- Given records -
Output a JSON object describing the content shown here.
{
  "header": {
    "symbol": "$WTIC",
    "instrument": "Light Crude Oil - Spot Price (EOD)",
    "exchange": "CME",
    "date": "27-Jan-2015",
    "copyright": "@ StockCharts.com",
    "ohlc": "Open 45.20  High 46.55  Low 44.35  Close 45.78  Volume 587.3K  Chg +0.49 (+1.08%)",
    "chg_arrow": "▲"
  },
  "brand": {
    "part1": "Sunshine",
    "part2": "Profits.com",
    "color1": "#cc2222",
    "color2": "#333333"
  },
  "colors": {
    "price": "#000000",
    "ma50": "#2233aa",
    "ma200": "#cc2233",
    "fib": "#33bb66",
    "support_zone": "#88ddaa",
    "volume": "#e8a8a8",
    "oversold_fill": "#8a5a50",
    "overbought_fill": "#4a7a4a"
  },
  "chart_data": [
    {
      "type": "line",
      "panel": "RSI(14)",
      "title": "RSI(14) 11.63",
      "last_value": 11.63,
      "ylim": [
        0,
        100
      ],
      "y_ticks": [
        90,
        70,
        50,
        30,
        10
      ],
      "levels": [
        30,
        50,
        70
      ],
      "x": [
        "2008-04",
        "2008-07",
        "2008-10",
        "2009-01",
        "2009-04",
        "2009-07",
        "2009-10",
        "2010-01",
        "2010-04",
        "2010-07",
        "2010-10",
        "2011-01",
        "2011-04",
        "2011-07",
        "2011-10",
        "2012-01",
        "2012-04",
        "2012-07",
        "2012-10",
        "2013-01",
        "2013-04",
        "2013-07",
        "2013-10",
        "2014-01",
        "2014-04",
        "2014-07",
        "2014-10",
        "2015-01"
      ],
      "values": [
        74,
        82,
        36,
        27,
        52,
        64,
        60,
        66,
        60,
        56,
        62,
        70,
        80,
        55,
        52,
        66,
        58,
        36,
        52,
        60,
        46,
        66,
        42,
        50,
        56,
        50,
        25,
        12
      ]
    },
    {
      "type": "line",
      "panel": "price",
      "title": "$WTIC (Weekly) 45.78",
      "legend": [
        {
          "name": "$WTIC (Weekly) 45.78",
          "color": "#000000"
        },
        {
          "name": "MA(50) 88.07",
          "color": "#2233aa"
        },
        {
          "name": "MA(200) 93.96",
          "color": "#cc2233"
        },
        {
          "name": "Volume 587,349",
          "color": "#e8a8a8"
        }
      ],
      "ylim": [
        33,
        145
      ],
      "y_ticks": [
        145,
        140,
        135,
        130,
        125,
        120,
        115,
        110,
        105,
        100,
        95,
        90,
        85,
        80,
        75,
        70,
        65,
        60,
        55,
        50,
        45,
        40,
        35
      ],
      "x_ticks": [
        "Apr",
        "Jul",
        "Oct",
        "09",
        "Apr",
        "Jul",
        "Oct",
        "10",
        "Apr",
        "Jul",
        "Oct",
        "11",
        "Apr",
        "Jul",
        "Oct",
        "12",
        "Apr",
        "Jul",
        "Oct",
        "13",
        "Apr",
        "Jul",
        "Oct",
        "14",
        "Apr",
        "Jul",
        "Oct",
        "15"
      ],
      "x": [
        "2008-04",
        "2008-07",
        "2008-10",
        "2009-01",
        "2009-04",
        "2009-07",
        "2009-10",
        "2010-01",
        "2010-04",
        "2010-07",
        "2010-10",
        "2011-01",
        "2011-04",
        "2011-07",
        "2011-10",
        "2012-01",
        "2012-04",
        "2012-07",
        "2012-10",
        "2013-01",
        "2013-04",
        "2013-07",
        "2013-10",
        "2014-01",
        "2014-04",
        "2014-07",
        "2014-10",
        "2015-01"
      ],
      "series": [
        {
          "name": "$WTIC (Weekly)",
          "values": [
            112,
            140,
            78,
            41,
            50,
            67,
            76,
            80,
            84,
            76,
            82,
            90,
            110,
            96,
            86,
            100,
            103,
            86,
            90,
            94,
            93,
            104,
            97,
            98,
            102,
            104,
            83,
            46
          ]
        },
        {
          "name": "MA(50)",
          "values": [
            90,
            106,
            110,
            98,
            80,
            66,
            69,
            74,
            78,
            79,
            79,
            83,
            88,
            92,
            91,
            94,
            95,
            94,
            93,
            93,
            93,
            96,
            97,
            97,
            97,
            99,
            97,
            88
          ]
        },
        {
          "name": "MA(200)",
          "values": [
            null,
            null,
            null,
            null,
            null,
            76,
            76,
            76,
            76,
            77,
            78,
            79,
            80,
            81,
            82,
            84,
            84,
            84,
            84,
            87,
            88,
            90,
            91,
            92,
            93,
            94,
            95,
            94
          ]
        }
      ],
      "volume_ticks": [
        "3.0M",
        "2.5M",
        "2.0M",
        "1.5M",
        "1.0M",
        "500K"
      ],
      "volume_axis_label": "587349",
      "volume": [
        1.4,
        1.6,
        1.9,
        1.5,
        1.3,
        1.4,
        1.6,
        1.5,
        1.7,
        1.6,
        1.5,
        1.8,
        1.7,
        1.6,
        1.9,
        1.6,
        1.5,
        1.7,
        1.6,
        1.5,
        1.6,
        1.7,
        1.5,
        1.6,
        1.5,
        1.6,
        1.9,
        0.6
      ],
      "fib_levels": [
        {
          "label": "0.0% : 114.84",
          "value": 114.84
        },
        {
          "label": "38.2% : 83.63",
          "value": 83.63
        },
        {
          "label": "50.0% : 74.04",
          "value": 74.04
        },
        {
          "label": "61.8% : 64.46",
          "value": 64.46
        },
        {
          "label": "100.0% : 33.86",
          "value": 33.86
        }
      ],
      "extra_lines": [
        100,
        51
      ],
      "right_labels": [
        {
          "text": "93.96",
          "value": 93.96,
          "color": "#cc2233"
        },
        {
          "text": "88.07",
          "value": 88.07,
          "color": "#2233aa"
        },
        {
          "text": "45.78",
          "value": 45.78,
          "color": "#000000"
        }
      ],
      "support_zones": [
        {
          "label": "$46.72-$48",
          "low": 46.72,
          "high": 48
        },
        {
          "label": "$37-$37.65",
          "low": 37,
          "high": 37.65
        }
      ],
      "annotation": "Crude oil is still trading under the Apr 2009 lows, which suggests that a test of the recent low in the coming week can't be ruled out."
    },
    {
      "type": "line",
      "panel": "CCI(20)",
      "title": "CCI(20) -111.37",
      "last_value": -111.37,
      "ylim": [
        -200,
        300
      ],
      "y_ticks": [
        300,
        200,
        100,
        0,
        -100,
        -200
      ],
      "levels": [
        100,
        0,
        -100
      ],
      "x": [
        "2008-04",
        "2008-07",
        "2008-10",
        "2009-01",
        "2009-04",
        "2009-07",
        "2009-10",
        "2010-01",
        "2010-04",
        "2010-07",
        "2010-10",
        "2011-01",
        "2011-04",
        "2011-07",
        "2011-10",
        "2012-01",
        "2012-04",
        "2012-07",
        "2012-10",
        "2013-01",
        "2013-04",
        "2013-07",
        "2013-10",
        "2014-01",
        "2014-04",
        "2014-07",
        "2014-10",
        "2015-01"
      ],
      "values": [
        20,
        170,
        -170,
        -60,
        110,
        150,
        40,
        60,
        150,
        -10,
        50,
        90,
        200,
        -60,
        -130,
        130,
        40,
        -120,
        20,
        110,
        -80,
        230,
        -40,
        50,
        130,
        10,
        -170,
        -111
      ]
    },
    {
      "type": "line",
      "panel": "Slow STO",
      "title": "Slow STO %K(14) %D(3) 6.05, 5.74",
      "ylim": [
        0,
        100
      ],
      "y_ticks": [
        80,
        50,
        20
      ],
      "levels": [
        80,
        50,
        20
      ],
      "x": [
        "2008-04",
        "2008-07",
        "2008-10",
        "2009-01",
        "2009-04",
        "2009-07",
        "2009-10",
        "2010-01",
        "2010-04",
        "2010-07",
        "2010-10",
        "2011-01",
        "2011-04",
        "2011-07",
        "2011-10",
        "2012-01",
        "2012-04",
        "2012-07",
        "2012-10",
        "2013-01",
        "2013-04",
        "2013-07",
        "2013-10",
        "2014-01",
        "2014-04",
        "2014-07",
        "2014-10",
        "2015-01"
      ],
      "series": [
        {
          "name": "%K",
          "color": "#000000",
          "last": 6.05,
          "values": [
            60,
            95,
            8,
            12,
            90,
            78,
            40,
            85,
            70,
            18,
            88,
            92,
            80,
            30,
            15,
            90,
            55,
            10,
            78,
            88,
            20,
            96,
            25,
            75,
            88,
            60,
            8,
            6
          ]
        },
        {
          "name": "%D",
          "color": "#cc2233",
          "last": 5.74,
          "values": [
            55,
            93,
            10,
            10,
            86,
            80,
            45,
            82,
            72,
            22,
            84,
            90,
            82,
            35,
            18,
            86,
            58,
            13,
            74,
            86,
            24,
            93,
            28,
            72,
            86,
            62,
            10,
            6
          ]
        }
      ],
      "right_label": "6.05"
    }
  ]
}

- Problem description -
Leave out every line without the string "Crude" and copy the rest.

- Correct result -
    "instrument": "Light Crude Oil - Spot Price (EOD)",
      "annotation": "Crude oil is still trading under the Apr 2009 lows, which suggests that a test of the recent low in the coming week can't be ruled out."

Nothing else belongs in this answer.